Using the listing beneath this task, count the lines with the word "partner" and write only the result.

Dataset content —
- - - - - - -

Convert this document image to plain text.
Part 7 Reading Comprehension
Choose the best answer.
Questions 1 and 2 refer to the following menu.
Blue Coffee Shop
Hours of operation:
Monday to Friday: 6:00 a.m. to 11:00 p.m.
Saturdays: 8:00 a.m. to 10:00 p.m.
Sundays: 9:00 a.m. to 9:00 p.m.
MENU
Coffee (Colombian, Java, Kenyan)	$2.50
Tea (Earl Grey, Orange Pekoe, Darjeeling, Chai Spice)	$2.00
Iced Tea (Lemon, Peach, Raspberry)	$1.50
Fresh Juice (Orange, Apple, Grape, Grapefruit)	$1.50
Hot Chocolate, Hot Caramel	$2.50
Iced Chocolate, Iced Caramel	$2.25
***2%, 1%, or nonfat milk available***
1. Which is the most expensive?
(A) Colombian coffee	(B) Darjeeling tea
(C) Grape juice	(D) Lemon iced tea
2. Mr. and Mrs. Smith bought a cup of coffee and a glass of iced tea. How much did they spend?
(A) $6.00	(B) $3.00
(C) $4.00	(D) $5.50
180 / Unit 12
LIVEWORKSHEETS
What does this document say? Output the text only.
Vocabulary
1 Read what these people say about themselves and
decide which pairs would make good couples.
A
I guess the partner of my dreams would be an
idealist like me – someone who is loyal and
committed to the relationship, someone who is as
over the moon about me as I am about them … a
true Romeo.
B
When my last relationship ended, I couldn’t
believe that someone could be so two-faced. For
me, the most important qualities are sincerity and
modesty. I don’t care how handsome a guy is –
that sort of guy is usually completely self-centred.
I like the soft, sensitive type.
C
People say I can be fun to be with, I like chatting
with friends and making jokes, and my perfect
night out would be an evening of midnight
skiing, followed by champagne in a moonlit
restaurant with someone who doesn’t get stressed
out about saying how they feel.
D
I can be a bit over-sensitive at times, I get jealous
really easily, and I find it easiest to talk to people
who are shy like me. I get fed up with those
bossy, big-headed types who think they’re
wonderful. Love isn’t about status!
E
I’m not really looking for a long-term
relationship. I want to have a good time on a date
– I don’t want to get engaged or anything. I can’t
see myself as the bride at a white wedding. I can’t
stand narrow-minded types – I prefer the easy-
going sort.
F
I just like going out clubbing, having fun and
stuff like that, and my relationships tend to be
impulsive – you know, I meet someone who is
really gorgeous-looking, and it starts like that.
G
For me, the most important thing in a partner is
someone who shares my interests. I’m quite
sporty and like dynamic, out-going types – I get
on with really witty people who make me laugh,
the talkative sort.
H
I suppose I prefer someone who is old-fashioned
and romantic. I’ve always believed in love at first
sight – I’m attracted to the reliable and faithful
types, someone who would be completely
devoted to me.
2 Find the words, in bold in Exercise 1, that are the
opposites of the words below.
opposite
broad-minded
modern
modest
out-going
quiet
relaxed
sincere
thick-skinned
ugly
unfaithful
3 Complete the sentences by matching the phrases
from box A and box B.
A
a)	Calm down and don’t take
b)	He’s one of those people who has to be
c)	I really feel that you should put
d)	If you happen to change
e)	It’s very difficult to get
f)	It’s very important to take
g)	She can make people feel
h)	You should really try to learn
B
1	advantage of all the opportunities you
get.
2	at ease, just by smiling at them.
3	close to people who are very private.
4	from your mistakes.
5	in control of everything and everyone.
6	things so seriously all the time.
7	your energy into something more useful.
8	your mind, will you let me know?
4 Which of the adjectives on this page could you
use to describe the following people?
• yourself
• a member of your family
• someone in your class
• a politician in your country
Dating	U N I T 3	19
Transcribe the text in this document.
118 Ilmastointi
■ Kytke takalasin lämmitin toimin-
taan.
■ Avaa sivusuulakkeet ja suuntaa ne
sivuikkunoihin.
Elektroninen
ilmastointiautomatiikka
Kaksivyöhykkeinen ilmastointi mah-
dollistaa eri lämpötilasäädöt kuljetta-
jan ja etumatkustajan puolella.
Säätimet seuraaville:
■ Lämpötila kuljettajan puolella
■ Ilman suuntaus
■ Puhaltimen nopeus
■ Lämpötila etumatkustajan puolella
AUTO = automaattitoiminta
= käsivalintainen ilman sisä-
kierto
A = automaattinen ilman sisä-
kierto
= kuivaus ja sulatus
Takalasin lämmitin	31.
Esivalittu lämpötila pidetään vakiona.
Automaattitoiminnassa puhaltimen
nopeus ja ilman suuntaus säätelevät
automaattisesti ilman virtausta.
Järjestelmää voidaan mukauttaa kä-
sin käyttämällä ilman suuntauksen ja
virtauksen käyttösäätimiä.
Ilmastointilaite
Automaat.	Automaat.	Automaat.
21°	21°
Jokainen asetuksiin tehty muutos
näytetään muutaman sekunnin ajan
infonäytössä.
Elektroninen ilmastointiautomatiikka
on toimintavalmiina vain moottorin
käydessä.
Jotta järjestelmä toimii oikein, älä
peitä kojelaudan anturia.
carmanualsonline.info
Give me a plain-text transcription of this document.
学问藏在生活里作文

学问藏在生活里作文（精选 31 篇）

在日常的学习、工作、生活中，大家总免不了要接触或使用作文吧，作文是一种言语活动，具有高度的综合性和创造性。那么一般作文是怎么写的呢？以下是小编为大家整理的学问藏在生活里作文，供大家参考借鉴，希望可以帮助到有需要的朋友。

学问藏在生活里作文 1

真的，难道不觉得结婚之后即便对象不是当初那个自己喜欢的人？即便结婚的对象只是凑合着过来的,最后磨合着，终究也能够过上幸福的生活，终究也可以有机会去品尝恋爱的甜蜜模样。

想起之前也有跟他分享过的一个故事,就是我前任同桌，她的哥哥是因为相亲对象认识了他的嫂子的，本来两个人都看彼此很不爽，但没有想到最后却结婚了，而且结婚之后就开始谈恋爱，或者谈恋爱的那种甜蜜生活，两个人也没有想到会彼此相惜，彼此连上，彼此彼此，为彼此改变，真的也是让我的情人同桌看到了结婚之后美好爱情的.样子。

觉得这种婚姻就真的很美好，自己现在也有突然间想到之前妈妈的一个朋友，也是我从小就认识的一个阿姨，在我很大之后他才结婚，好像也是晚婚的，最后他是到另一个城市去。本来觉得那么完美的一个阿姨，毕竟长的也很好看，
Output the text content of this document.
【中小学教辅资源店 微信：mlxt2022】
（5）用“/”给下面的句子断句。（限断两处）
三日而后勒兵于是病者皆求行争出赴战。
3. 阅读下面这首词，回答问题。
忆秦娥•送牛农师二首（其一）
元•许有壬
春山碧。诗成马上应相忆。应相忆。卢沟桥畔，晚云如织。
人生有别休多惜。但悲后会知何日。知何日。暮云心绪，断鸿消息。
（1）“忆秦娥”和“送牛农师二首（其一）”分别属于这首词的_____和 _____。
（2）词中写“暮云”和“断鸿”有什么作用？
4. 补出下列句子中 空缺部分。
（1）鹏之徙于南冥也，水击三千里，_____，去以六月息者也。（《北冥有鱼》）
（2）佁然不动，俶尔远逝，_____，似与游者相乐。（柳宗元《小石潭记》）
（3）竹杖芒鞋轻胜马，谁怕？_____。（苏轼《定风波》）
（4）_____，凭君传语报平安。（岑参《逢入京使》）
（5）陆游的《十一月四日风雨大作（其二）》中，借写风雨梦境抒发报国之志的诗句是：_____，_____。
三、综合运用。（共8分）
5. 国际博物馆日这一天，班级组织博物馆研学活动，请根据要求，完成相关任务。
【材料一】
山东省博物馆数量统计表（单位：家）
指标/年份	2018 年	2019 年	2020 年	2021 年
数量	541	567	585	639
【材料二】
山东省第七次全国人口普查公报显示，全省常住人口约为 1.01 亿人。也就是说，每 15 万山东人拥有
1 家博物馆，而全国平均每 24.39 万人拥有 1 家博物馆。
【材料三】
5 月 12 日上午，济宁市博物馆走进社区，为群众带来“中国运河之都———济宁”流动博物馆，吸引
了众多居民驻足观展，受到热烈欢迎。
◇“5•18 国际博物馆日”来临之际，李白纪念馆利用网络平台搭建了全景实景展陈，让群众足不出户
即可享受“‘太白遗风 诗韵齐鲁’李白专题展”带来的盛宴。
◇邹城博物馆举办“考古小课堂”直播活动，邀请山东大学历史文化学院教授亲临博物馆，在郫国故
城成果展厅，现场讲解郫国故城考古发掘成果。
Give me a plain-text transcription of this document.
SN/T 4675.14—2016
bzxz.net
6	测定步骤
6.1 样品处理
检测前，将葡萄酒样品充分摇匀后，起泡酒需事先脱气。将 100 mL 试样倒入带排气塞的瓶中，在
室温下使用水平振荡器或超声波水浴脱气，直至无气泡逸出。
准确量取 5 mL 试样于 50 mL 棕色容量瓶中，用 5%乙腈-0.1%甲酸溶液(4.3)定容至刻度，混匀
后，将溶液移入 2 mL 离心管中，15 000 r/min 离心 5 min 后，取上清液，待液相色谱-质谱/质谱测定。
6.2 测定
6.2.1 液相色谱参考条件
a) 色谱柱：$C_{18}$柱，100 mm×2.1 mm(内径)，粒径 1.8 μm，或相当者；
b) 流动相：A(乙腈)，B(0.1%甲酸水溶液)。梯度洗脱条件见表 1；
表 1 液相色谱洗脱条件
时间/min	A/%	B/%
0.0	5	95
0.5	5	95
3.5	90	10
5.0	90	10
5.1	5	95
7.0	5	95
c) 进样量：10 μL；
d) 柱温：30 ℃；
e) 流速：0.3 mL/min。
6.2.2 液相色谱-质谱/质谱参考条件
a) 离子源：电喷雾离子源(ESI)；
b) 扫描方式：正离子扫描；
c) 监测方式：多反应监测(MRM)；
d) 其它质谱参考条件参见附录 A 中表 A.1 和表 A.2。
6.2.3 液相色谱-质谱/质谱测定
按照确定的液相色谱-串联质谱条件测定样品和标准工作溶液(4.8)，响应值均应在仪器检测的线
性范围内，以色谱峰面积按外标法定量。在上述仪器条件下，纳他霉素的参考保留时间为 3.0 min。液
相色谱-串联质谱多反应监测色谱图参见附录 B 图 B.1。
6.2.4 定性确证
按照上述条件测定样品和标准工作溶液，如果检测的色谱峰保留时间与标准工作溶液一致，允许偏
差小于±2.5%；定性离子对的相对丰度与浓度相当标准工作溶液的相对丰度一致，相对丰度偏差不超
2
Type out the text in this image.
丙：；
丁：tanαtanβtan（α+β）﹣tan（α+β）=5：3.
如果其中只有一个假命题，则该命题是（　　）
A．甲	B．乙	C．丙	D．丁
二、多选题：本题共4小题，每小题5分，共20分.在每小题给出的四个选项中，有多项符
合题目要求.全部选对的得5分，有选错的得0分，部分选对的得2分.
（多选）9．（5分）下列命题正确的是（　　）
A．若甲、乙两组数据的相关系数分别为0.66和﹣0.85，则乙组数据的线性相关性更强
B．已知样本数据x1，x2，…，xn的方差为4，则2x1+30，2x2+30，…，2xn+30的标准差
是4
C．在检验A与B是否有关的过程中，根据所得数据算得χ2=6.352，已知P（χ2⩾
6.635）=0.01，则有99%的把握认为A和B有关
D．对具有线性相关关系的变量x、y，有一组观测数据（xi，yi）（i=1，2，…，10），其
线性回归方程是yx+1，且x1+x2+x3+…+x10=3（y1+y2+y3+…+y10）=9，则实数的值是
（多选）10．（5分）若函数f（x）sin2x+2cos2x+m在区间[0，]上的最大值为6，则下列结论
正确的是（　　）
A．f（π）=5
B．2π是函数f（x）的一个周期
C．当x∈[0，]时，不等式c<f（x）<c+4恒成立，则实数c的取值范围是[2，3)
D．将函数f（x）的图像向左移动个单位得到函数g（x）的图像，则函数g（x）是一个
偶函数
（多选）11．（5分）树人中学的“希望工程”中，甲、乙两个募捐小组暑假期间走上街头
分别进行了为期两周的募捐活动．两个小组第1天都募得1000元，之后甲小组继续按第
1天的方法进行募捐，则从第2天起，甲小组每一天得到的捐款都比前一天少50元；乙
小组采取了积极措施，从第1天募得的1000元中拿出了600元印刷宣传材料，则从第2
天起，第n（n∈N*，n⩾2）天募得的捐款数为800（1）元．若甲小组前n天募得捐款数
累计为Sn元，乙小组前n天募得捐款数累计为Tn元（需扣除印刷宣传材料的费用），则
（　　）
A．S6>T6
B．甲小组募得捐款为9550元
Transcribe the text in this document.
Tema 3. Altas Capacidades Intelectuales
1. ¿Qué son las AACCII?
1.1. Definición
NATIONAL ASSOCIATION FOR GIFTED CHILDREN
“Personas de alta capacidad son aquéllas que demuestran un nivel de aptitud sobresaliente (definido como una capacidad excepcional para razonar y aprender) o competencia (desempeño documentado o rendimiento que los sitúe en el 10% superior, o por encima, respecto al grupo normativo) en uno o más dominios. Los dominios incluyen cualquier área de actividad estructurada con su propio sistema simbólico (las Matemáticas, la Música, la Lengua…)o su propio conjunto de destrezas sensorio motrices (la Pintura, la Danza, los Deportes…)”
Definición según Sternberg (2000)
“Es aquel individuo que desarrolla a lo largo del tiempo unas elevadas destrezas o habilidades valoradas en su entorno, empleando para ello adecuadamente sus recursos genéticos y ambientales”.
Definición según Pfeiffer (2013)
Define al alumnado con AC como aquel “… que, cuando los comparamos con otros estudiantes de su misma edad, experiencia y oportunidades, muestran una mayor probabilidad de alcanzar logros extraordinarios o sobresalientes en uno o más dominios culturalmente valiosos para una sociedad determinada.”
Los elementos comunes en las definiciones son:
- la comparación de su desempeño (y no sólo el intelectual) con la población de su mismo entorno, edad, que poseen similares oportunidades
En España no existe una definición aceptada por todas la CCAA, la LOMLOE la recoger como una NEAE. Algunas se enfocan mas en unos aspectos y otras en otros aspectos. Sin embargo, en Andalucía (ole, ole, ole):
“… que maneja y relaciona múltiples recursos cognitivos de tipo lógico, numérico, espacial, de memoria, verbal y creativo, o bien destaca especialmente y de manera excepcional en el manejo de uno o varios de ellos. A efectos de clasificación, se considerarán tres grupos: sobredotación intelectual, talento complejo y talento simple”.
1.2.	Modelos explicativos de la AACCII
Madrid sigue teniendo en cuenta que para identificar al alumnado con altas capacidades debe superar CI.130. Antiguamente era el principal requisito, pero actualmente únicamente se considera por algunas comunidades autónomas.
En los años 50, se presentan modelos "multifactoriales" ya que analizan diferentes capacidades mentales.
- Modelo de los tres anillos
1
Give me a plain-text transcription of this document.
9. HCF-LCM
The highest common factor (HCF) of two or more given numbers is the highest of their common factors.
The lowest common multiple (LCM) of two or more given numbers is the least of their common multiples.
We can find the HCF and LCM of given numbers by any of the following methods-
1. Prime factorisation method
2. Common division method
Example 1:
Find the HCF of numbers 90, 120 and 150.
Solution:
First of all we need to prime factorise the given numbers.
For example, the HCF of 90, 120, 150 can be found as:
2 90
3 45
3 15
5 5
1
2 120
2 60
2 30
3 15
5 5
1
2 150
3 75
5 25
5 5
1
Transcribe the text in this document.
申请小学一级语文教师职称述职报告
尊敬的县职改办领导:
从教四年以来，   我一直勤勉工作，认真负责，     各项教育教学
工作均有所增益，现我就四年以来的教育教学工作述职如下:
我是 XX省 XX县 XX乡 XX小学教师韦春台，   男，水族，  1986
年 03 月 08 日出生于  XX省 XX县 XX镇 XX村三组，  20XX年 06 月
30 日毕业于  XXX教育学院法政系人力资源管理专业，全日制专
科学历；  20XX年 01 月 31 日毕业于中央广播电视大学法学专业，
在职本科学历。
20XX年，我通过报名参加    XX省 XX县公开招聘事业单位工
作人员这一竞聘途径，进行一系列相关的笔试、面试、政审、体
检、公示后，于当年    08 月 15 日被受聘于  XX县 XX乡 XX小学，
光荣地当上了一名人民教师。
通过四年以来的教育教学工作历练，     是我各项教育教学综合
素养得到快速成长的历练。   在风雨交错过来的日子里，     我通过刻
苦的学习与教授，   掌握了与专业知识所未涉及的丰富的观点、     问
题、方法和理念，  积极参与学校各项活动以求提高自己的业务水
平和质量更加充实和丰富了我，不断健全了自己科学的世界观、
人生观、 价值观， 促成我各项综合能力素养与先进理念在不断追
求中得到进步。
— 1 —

- - - - - - -

Solution to this problem — 2